┌──

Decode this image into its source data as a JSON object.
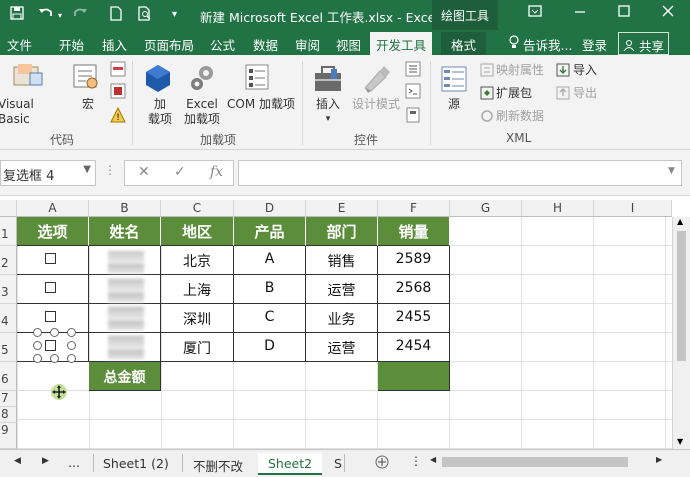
{
  "titlebar": {
    "title": "新建 Microsoft Excel 工作表.xlsx - Excel",
    "context_tab": "绘图工具",
    "icons": [
      "save-icon",
      "undo-icon",
      "redo-icon",
      "new-file-icon",
      "print-preview-icon",
      "customize-icon"
    ]
  },
  "tabs": [
    {
      "label": "文件"
    },
    {
      "label": "开始"
    },
    {
      "label": "插入"
    },
    {
      "label": "页面布局"
    },
    {
      "label": "公式"
    },
    {
      "label": "数据"
    },
    {
      "label": "审阅"
    },
    {
      "label": "视图"
    },
    {
      "label": "开发工具"
    },
    {
      "label": "格式"
    }
  ],
  "tab_right": {
    "tell_me": "告诉我...",
    "login": "登录",
    "share": "共享"
  },
  "ribbon": {
    "code": {
      "visual_basic": "Visual Basic",
      "macro": "宏",
      "group": "代码"
    },
    "addins": {
      "add": "加",
      "add2": "载项",
      "excel1": "Excel",
      "excel2": "加载项",
      "com": "COM 加载项",
      "group": "加载项"
    },
    "controls": {
      "insert": "插入",
      "design": "设计模式",
      "group": "控件"
    },
    "source": "源",
    "xml": {
      "map_props": "映射属性",
      "ext_pack": "扩展包",
      "refresh": "刷新数据",
      "import": "导入",
      "export": "导出",
      "group": "XML"
    }
  },
  "formula_bar": {
    "name_box": "复选框 4",
    "cancel": "✕",
    "enter": "✓",
    "fx": "fx",
    "value": ""
  },
  "grid": {
    "columns": [
      "A",
      "B",
      "C",
      "D",
      "E",
      "F",
      "G",
      "H",
      "I"
    ],
    "rows": [
      "1",
      "2",
      "3",
      "4",
      "5",
      "6",
      "7",
      "8",
      "9"
    ],
    "headers": [
      "选项",
      "姓名",
      "地区",
      "产品",
      "部门",
      "销量"
    ],
    "data": [
      {
        "region": "北京",
        "product": "A",
        "dept": "销售",
        "sales": "2589"
      },
      {
        "region": "上海",
        "product": "B",
        "dept": "运营",
        "sales": "2568"
      },
      {
        "region": "深圳",
        "product": "C",
        "dept": "业务",
        "sales": "2455"
      },
      {
        "region": "厦门",
        "product": "D",
        "dept": "运营",
        "sales": "2454"
      }
    ],
    "total_label": "总金额",
    "total_value": ""
  },
  "sheets": {
    "nav_more": "...",
    "tabs": [
      {
        "label": "Sheet1 (2)"
      },
      {
        "label": "不删不改"
      },
      {
        "label": "Sheet2"
      },
      {
        "label": "S"
      }
    ],
    "active": "Sheet2"
  },
  "colors": {
    "brand": "#217346",
    "header_fill": "#5b8d3a"
  }
}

└──

Search the material above for "group". Pull out each line where it shows up.

      "group": "代码"
      "group": "加载项"
      "group": "控件"
      "group": "XML"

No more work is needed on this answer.